* YOUR INSTRUCTIONS *
The entries below are to be written out again without alteration.

* EXTRACTED INFORMATION *
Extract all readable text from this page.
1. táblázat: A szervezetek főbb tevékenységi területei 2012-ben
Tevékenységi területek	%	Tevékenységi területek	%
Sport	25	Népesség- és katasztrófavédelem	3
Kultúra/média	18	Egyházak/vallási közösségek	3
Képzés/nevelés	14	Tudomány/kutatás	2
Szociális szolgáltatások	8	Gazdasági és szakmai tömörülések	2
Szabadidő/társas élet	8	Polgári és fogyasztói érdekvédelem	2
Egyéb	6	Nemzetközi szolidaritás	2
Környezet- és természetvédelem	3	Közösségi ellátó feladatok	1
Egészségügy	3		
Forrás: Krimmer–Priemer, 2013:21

* REPLY *
Extract all readable text from this page.
1. táblázat: A szervezetek főbb tevékenységi területei 2012-ben
Tevékenységi területek	%	Tevékenységi területek	%
Sport	25	Népesség- és katasztrófavédelem	3
Kultúra/média	18	Egyházak/vallási közösségek	3
Képzés/nevelés	14	Tudomány/kutatás	2
Szociális szolgáltatások	8	Gazdasági és szakmai tömörülések	2
Szabadidő/társas élet	8	Polgári és fogyasztói érdekvédelem	2
Egyéb	6	Nemzetközi szolidaritás	2
Környezet- és természetvédelem	3	Közösségi ellátó feladatok	1
Egészségügy	3		
Forrás: Krimmer–Priemer, 2013:21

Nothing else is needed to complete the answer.